[Data entries for graphics]
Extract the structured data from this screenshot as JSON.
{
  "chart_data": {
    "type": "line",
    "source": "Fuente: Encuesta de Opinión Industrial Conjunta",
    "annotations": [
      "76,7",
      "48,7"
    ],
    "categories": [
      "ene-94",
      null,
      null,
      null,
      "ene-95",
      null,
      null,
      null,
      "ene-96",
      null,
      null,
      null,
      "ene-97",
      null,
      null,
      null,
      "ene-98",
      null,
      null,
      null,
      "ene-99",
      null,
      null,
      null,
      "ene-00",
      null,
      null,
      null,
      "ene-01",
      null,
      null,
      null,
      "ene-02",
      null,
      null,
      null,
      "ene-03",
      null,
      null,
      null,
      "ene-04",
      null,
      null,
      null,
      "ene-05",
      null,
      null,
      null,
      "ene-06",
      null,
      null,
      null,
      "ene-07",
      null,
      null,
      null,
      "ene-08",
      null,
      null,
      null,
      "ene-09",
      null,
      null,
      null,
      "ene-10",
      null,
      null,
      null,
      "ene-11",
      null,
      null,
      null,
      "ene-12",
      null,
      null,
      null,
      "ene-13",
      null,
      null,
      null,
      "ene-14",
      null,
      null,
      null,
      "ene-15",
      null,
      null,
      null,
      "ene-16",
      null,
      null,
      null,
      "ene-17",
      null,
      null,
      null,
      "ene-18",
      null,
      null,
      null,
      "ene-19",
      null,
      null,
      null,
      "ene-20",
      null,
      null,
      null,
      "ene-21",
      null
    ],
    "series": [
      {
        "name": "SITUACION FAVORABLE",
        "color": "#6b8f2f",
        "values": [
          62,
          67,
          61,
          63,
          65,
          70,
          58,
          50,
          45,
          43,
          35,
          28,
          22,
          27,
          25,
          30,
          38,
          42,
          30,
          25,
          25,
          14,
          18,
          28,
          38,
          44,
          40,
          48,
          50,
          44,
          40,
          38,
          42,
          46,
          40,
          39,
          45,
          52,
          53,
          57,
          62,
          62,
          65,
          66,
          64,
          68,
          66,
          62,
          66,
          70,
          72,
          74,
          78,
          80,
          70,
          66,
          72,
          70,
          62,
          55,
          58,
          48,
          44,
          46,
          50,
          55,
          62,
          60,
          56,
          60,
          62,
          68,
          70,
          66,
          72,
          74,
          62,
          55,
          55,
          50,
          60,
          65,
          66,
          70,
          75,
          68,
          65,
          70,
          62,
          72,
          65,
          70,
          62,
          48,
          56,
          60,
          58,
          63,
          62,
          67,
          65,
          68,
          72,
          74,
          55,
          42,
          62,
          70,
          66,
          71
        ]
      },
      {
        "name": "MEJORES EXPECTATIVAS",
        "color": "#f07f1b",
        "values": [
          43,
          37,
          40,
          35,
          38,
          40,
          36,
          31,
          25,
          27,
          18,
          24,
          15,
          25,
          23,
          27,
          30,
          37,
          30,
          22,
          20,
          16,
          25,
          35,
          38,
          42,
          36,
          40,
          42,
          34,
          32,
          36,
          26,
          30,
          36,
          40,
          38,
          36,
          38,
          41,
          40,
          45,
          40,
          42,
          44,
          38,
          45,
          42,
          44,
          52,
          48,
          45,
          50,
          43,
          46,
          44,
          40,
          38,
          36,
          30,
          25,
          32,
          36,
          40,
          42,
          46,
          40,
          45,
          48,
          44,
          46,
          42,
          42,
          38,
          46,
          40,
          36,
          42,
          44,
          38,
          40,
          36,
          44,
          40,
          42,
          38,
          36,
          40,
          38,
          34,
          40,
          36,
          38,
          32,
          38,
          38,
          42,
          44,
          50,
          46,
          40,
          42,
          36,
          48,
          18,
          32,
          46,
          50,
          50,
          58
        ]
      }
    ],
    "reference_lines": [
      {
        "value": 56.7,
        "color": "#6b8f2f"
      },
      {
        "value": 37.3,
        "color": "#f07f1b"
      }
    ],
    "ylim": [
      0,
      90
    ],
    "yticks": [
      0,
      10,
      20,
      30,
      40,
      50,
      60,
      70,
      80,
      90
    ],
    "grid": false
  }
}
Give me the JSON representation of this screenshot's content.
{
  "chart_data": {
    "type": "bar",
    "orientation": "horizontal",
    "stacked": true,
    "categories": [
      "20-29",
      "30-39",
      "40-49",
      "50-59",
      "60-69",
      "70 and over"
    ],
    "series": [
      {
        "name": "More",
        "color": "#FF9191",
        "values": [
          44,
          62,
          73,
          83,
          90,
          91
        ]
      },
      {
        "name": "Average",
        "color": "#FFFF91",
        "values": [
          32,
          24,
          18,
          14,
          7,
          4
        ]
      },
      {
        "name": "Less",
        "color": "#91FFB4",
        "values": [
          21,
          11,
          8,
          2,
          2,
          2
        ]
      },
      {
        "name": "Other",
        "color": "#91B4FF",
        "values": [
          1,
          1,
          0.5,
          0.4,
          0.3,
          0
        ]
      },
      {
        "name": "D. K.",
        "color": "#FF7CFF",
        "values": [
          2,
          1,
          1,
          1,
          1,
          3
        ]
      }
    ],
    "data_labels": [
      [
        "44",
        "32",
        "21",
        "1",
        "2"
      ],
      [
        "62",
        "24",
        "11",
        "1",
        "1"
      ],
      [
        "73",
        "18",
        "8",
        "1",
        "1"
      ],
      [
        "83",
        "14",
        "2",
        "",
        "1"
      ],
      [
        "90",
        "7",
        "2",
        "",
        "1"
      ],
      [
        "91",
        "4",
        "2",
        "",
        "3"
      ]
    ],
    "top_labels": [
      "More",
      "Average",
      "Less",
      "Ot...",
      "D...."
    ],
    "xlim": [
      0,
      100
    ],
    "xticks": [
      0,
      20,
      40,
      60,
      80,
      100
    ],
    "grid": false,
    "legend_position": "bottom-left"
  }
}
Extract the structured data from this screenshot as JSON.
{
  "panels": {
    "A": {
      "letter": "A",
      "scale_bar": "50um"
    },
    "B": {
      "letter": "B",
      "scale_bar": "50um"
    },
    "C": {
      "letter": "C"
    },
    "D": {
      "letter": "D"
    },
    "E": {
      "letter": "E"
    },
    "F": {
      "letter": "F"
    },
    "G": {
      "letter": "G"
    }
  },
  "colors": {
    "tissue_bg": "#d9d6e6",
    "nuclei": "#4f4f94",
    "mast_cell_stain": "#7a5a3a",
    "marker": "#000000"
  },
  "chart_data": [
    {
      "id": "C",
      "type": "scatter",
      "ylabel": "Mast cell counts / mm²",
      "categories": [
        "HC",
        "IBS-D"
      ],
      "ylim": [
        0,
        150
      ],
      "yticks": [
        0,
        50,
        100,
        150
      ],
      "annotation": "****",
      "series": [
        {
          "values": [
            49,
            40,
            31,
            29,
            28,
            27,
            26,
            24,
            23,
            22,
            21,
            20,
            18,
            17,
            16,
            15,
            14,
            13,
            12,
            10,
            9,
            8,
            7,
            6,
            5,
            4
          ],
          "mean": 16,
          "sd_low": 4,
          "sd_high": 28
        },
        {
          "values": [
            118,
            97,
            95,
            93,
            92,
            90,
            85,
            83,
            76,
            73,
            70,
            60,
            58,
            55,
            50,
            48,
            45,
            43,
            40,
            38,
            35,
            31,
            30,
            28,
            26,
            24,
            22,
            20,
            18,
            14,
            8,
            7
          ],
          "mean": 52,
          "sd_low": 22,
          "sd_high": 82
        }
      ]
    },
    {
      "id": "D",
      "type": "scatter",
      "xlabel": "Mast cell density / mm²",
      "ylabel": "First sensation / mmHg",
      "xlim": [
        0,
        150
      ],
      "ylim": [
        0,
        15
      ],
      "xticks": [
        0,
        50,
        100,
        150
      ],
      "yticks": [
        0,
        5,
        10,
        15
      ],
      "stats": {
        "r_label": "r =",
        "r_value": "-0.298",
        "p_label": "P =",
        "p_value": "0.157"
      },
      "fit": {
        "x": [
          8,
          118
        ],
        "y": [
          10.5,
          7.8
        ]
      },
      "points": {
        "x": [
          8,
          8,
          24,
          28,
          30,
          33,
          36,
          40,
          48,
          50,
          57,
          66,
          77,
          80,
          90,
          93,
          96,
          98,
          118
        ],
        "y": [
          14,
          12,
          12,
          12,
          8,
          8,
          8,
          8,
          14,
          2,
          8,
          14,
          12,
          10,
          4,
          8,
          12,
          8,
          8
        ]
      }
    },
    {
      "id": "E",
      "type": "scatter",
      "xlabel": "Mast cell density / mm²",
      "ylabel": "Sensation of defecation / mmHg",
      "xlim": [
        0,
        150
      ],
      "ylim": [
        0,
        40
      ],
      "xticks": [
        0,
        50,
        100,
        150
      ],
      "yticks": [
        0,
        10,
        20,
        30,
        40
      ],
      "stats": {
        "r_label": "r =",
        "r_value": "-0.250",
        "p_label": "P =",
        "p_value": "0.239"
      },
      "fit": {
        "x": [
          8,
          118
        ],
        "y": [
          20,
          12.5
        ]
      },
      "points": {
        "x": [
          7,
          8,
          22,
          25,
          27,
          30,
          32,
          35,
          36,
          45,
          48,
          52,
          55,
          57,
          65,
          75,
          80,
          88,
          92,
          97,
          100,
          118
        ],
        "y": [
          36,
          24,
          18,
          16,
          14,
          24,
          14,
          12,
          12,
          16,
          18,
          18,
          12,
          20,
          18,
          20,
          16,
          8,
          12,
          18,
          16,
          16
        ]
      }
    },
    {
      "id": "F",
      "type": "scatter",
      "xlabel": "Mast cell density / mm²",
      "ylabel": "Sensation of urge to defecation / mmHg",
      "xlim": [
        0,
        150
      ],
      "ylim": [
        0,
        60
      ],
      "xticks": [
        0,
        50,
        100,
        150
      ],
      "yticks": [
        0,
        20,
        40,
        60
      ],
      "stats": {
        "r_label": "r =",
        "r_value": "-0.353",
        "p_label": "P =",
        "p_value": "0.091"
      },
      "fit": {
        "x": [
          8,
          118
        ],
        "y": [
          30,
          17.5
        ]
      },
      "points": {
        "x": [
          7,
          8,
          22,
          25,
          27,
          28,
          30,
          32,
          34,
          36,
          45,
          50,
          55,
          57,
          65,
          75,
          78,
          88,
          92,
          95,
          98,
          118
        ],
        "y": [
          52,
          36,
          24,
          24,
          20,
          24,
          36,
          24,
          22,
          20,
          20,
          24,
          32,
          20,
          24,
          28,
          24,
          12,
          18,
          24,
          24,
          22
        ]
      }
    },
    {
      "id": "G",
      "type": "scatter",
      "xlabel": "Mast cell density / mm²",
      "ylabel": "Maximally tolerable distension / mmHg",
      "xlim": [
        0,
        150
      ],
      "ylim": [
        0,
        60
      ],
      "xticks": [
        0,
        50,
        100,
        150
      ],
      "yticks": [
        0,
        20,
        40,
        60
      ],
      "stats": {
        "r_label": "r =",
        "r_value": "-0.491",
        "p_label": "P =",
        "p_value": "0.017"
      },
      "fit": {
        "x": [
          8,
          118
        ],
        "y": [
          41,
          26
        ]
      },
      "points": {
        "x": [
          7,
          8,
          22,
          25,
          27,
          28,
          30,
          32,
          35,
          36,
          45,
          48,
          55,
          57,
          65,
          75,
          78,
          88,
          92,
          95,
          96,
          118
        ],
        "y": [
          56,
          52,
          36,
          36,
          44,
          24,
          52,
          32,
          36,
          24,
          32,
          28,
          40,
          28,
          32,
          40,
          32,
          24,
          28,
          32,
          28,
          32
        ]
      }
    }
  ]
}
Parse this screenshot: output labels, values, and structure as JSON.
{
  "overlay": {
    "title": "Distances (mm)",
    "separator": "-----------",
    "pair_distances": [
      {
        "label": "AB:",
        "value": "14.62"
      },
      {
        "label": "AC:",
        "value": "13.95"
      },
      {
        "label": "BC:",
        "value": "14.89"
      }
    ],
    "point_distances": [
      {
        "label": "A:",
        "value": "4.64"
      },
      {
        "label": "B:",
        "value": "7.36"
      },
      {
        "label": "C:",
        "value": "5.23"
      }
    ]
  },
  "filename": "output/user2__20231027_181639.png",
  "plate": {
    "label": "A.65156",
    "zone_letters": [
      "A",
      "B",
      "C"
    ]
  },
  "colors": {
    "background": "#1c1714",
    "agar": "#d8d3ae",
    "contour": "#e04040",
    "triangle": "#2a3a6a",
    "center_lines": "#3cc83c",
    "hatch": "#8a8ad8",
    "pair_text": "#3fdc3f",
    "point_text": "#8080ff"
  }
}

> [Task prompt] Pick out every line with the string "mmHg" and copy it.

> [Solution to this task]
      "ylabel": "First sensation / mmHg",
      "ylabel": "Sensation of defecation / mmHg",
      "ylabel": "Sensation of urge to defecation / mmHg",
      "ylabel": "Maximally tolerable distension / mmHg",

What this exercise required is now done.